CHALLENGE :: Could you copy every line of the items below word for word, leaving out the pictures?
════════
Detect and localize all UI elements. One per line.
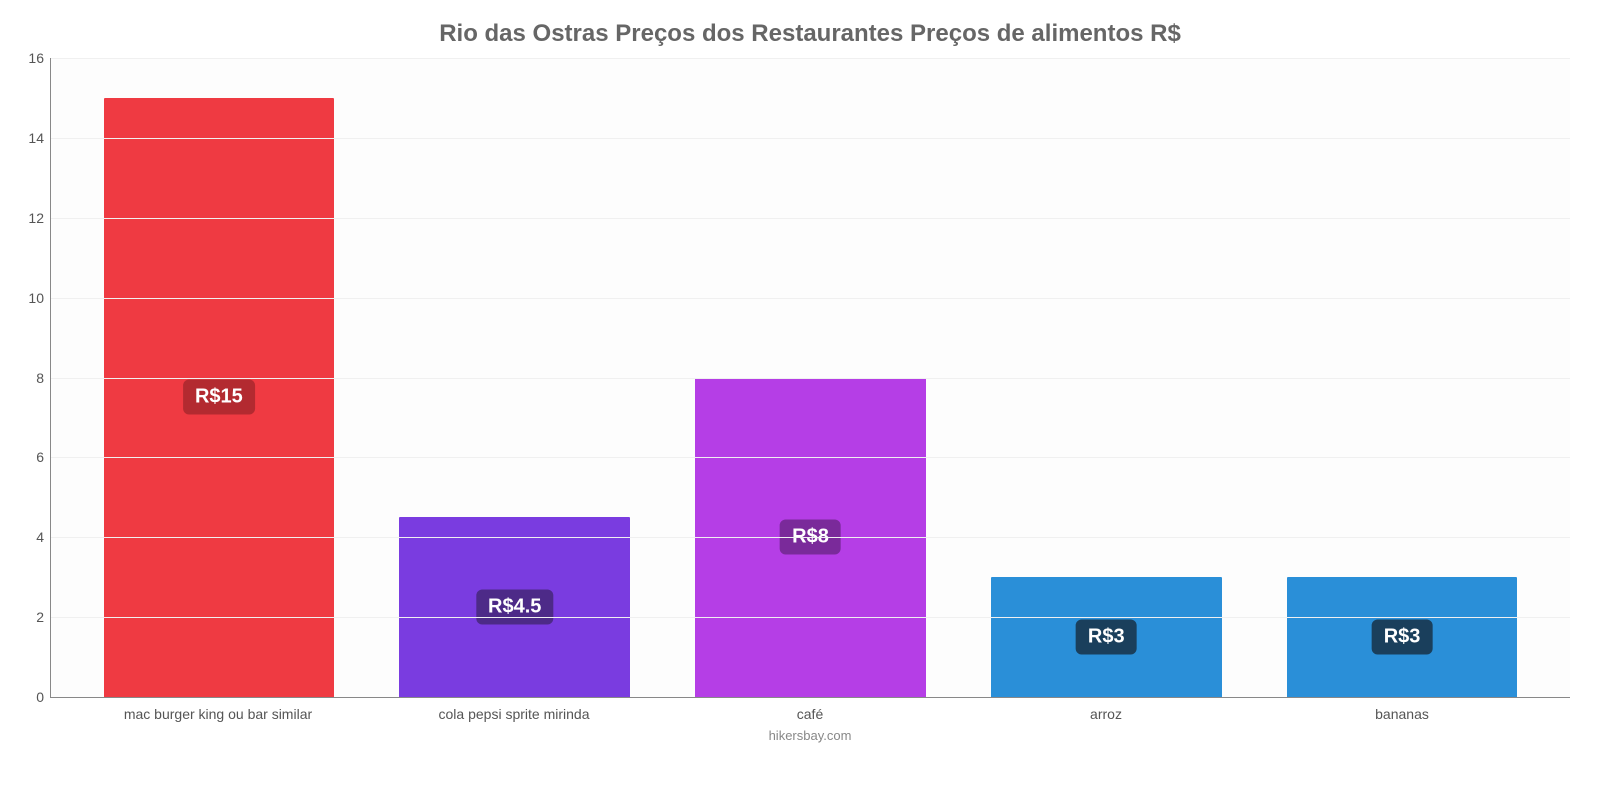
value-badge: R$3 [1372, 620, 1433, 655]
y-tick-label: 10 [16, 290, 44, 306]
grid-line [51, 218, 1570, 219]
x-tick-label: mac burger king ou bar similar [70, 706, 366, 722]
bar: R$3 [991, 577, 1222, 697]
y-tick-label: 4 [16, 529, 44, 545]
bar: R$4.5 [399, 517, 630, 697]
bar: R$15 [104, 98, 335, 697]
y-tick-label: 2 [16, 609, 44, 625]
y-tick-label: 14 [16, 130, 44, 146]
source-label: hikersbay.com [50, 728, 1570, 743]
y-tick-label: 8 [16, 370, 44, 386]
y-tick-label: 16 [16, 50, 44, 66]
value-badge: R$4.5 [476, 590, 553, 625]
grid-line [51, 457, 1570, 458]
x-tick-label: arroz [958, 706, 1254, 722]
value-badge: R$3 [1076, 620, 1137, 655]
x-axis-labels: mac burger king ou bar similarcola pepsi… [50, 698, 1570, 722]
y-tick-label: 6 [16, 449, 44, 465]
x-tick-label: bananas [1254, 706, 1550, 722]
grid-line [51, 378, 1570, 379]
grid-line [51, 537, 1570, 538]
grid-line [51, 138, 1570, 139]
grid-line [51, 298, 1570, 299]
x-tick-label: café [662, 706, 958, 722]
x-tick-label: cola pepsi sprite mirinda [366, 706, 662, 722]
grid-line [51, 617, 1570, 618]
value-badge: R$15 [183, 380, 255, 415]
y-tick-label: 12 [16, 210, 44, 226]
y-tick-label: 0 [16, 689, 44, 705]
plot-area: R$15R$4.5R$8R$3R$3 0246810121416 [50, 58, 1570, 698]
bar: R$3 [1287, 577, 1518, 697]
chart-container: Rio das Ostras Preços dos Restaurantes P… [0, 0, 1600, 800]
chart-title: Rio das Ostras Preços dos Restaurantes P… [50, 20, 1570, 48]
grid-line [51, 58, 1570, 59]
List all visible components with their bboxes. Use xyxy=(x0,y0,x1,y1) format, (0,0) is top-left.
════════
EXERCISE SOLUTION ::
Detect and localize all UI elements. One per line.
value-badge: R$3 [1372, 620, 1433, 655]
y-tick-label: 10 [16, 290, 44, 306]
grid-line [51, 218, 1570, 219]
x-tick-label: mac burger king ou bar similar [70, 706, 366, 722]
bar: R$3 [991, 577, 1222, 697]
y-tick-label: 4 [16, 529, 44, 545]
bar: R$4.5 [399, 517, 630, 697]
bar: R$15 [104, 98, 335, 697]
y-tick-label: 2 [16, 609, 44, 625]
y-tick-label: 14 [16, 130, 44, 146]
source-label: hikersbay.com [50, 728, 1570, 743]
y-tick-label: 8 [16, 370, 44, 386]
y-tick-label: 16 [16, 50, 44, 66]
value-badge: R$4.5 [476, 590, 553, 625]
grid-line [51, 457, 1570, 458]
x-tick-label: arroz [958, 706, 1254, 722]
value-badge: R$3 [1076, 620, 1137, 655]
x-axis-labels: mac burger king ou bar similarcola pepsi… [50, 698, 1570, 722]
y-tick-label: 6 [16, 449, 44, 465]
x-tick-label: bananas [1254, 706, 1550, 722]
grid-line [51, 378, 1570, 379]
grid-line [51, 537, 1570, 538]
grid-line [51, 138, 1570, 139]
grid-line [51, 298, 1570, 299]
x-tick-label: café [662, 706, 958, 722]
x-tick-label: cola pepsi sprite mirinda [366, 706, 662, 722]
grid-line [51, 617, 1570, 618]
value-badge: R$15 [183, 380, 255, 415]
y-tick-label: 12 [16, 210, 44, 226]
y-tick-label: 0 [16, 689, 44, 705]
plot-area: R$15R$4.5R$8R$3R$3 0246810121416 [50, 58, 1570, 698]
bar: R$3 [1287, 577, 1518, 697]
chart-container: Rio das Ostras Preços dos Restaurantes P… [0, 0, 1600, 800]
chart-title: Rio das Ostras Preços dos Restaurantes P… [50, 20, 1570, 48]
grid-line [51, 58, 1570, 59]
List all visible components with their bboxes. Use xyxy=(x0,y0,x1,y1) format, (0,0) is top-left.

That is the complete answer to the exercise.